SHORT EXERCISE
The records below must be transcribed exactly. Do not include the pictures.

RECORDS SHOWN
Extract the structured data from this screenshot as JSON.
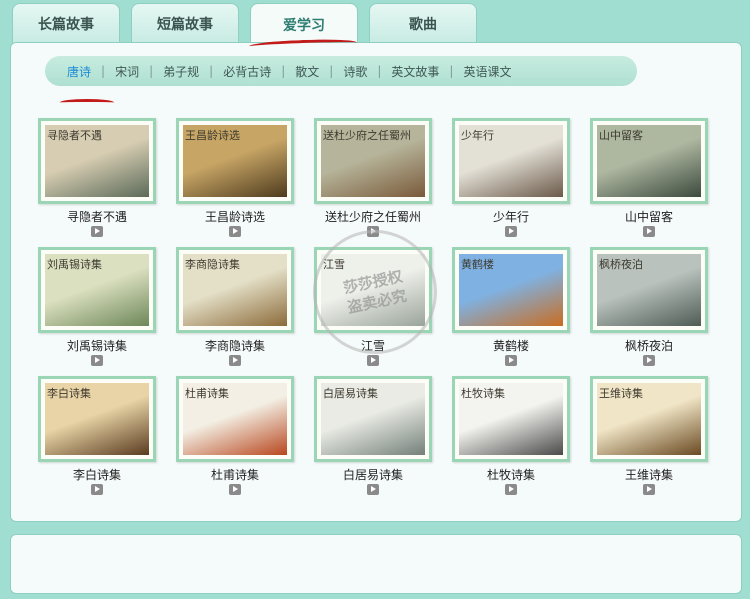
{
  "tabs": [
    {
      "label": "长篇故事",
      "active": false
    },
    {
      "label": "短篇故事",
      "active": false
    },
    {
      "label": "爱学习",
      "active": true
    },
    {
      "label": "歌曲",
      "active": false
    }
  ],
  "subnav": [
    {
      "label": "唐诗",
      "active": true
    },
    {
      "label": "宋词"
    },
    {
      "label": "弟子规"
    },
    {
      "label": "必背古诗"
    },
    {
      "label": "散文"
    },
    {
      "label": "诗歌"
    },
    {
      "label": "英文故事"
    },
    {
      "label": "英语课文"
    }
  ],
  "cards": [
    {
      "title": "寻隐者不遇",
      "art_text": "寻隐者不遇",
      "colors": [
        "#d7cdb2",
        "#5b6a58"
      ]
    },
    {
      "title": "王昌龄诗选",
      "art_text": "王昌龄诗选",
      "colors": [
        "#c7a565",
        "#4e3b1e"
      ]
    },
    {
      "title": "送杜少府之任蜀州",
      "art_text": "送杜少府之任蜀州",
      "colors": [
        "#b6b49a",
        "#7a5a3a"
      ]
    },
    {
      "title": "少年行",
      "art_text": "少年行",
      "colors": [
        "#e3e0d6",
        "#6b5a4a"
      ]
    },
    {
      "title": "山中留客",
      "art_text": "山中留客",
      "colors": [
        "#aeb7a0",
        "#3c4a3e"
      ]
    },
    {
      "title": "刘禹锡诗集",
      "art_text": "刘禹锡诗集",
      "colors": [
        "#dbe0c0",
        "#6d8758"
      ]
    },
    {
      "title": "李商隐诗集",
      "art_text": "李商隐诗集",
      "colors": [
        "#e4e0c8",
        "#8c6b3a"
      ]
    },
    {
      "title": "江雪",
      "art_text": "江雪",
      "colors": [
        "#eef0ea",
        "#9aa49a"
      ]
    },
    {
      "title": "黄鹤楼",
      "art_text": "黄鹤楼",
      "colors": [
        "#7fb2e3",
        "#c86d22"
      ]
    },
    {
      "title": "枫桥夜泊",
      "art_text": "枫桥夜泊",
      "colors": [
        "#b9c2bd",
        "#4f5b55"
      ]
    },
    {
      "title": "李白诗集",
      "art_text": "李白诗集",
      "colors": [
        "#e8d4a6",
        "#5a3b20"
      ]
    },
    {
      "title": "杜甫诗集",
      "art_text": "杜甫诗集",
      "colors": [
        "#f3efe4",
        "#b8471f"
      ]
    },
    {
      "title": "白居易诗集",
      "art_text": "白居易诗集",
      "colors": [
        "#e9ebe4",
        "#74807a"
      ]
    },
    {
      "title": "杜牧诗集",
      "art_text": "杜牧诗集",
      "colors": [
        "#f3f3ef",
        "#4a4a4a"
      ]
    },
    {
      "title": "王维诗集",
      "art_text": "王维诗集",
      "colors": [
        "#f0e5c6",
        "#6a4a22"
      ]
    }
  ],
  "watermark": {
    "line1": "莎莎授权",
    "line2": "盗卖必究"
  }
}
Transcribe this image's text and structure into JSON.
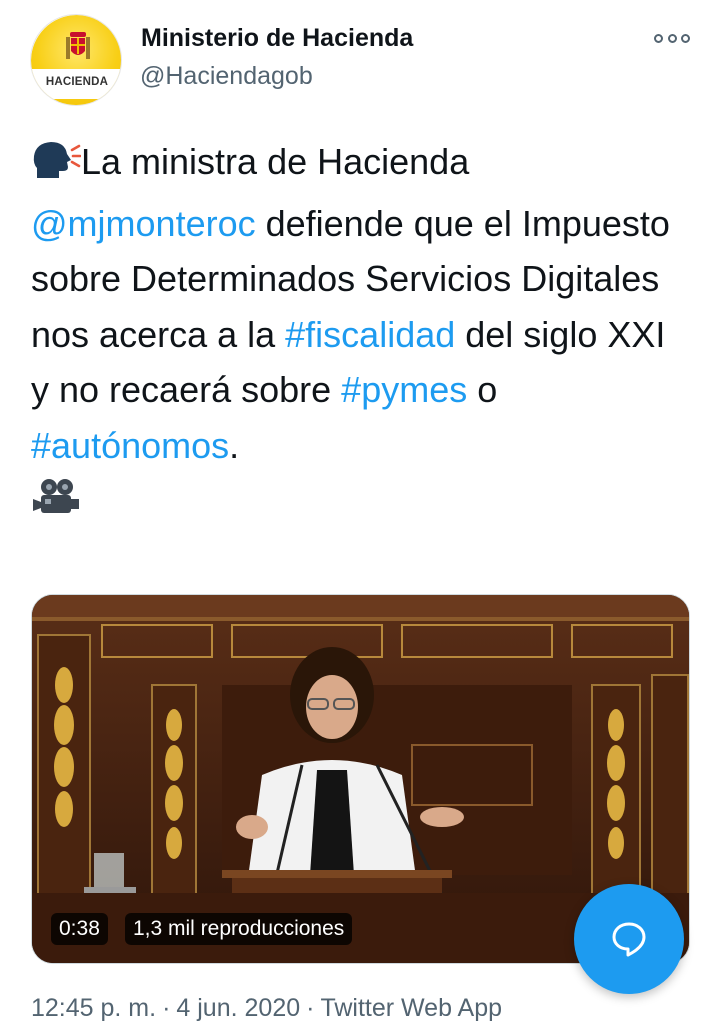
{
  "account": {
    "name": "Ministerio de Hacienda",
    "handle": "@Haciendagob",
    "avatar_text": "HACIENDA"
  },
  "tweet": {
    "emoji_speaking": "🗣",
    "text_1": "La ministra de Hacienda",
    "mention": "@mjmonteroc",
    "text_2": " defiende que el Impuesto sobre Determinados Servicios Digitales nos acerca a la ",
    "hashtag_1": "#fiscalidad",
    "text_3": " del siglo XXI  y no recaerá sobre ",
    "hashtag_2": "#pymes",
    "text_4": " o ",
    "hashtag_3": "#autónomos",
    "text_5": ".",
    "emoji_camera": "🎥"
  },
  "video": {
    "duration": "0:38",
    "views": "1,3 mil reproducciones"
  },
  "meta": {
    "time": "12:45 p. m.",
    "date": "4 jun. 2020",
    "source": "Twitter Web App",
    "separator": "·"
  },
  "colors": {
    "link": "#1d9bf0",
    "secondary_text": "#536471",
    "fab": "#1d9bf0"
  },
  "icons": {
    "more": "more-horizontal-icon",
    "compose": "reply-bubble-icon"
  }
}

COMPLETE ANSWER
Extract the structured data from this screenshot as JSON.
{
  "tabs": [
    {
      "label": "长篇故事",
      "active": false
    },
    {
      "label": "短篇故事",
      "active": false
    },
    {
      "label": "爱学习",
      "active": true
    },
    {
      "label": "歌曲",
      "active": false
    }
  ],
  "subnav": [
    {
      "label": "唐诗",
      "active": true
    },
    {
      "label": "宋词"
    },
    {
      "label": "弟子规"
    },
    {
      "label": "必背古诗"
    },
    {
      "label": "散文"
    },
    {
      "label": "诗歌"
    },
    {
      "label": "英文故事"
    },
    {
      "label": "英语课文"
    }
  ],
  "cards": [
    {
      "title": "寻隐者不遇",
      "art_text": "寻隐者不遇",
      "colors": [
        "#d7cdb2",
        "#5b6a58"
      ]
    },
    {
      "title": "王昌龄诗选",
      "art_text": "王昌龄诗选",
      "colors": [
        "#c7a565",
        "#4e3b1e"
      ]
    },
    {
      "title": "送杜少府之任蜀州",
      "art_text": "送杜少府之任蜀州",
      "colors": [
        "#b6b49a",
        "#7a5a3a"
      ]
    },
    {
      "title": "少年行",
      "art_text": "少年行",
      "colors": [
        "#e3e0d6",
        "#6b5a4a"
      ]
    },
    {
      "title": "山中留客",
      "art_text": "山中留客",
      "colors": [
        "#aeb7a0",
        "#3c4a3e"
      ]
    },
    {
      "title": "刘禹锡诗集",
      "art_text": "刘禹锡诗集",
      "colors": [
        "#dbe0c0",
        "#6d8758"
      ]
    },
    {
      "title": "李商隐诗集",
      "art_text": "李商隐诗集",
      "colors": [
        "#e4e0c8",
        "#8c6b3a"
      ]
    },
    {
      "title": "江雪",
      "art_text": "江雪",
      "colors": [
        "#eef0ea",
        "#9aa49a"
      ]
    },
    {
      "title": "黄鹤楼",
      "art_text": "黄鹤楼",
      "colors": [
        "#7fb2e3",
        "#c86d22"
      ]
    },
    {
      "title": "枫桥夜泊",
      "art_text": "枫桥夜泊",
      "colors": [
        "#b9c2bd",
        "#4f5b55"
      ]
    },
    {
      "title": "李白诗集",
      "art_text": "李白诗集",
      "colors": [
        "#e8d4a6",
        "#5a3b20"
      ]
    },
    {
      "title": "杜甫诗集",
      "art_text": "杜甫诗集",
      "colors": [
        "#f3efe4",
        "#b8471f"
      ]
    },
    {
      "title": "白居易诗集",
      "art_text": "白居易诗集",
      "colors": [
        "#e9ebe4",
        "#74807a"
      ]
    },
    {
      "title": "杜牧诗集",
      "art_text": "杜牧诗集",
      "colors": [
        "#f3f3ef",
        "#4a4a4a"
      ]
    },
    {
      "title": "王维诗集",
      "art_text": "王维诗集",
      "colors": [
        "#f0e5c6",
        "#6a4a22"
      ]
    }
  ],
  "watermark": {
    "line1": "莎莎授权",
    "line2": "盗卖必究"
  }
}
Transcribe this image's text and structure into JSON.
{
  "account": {
    "name": "Ministerio de Hacienda",
    "handle": "@Haciendagob",
    "avatar_text": "HACIENDA"
  },
  "tweet": {
    "emoji_speaking": "🗣",
    "text_1": "La ministra de Hacienda",
    "mention": "@mjmonteroc",
    "text_2": " defiende que el Impuesto sobre Determinados Servicios Digitales nos acerca a la ",
    "hashtag_1": "#fiscalidad",
    "text_3": " del siglo XXI  y no recaerá sobre ",
    "hashtag_2": "#pymes",
    "text_4": " o ",
    "hashtag_3": "#autónomos",
    "text_5": ".",
    "emoji_camera": "🎥"
  },
  "video": {
    "duration": "0:38",
    "views": "1,3 mil reproducciones"
  },
  "meta": {
    "time": "12:45 p. m.",
    "date": "4 jun. 2020",
    "source": "Twitter Web App",
    "separator": "·"
  },
  "colors": {
    "link": "#1d9bf0",
    "secondary_text": "#536471",
    "fab": "#1d9bf0"
  },
  "icons": {
    "more": "more-horizontal-icon",
    "compose": "reply-bubble-icon"
  }
}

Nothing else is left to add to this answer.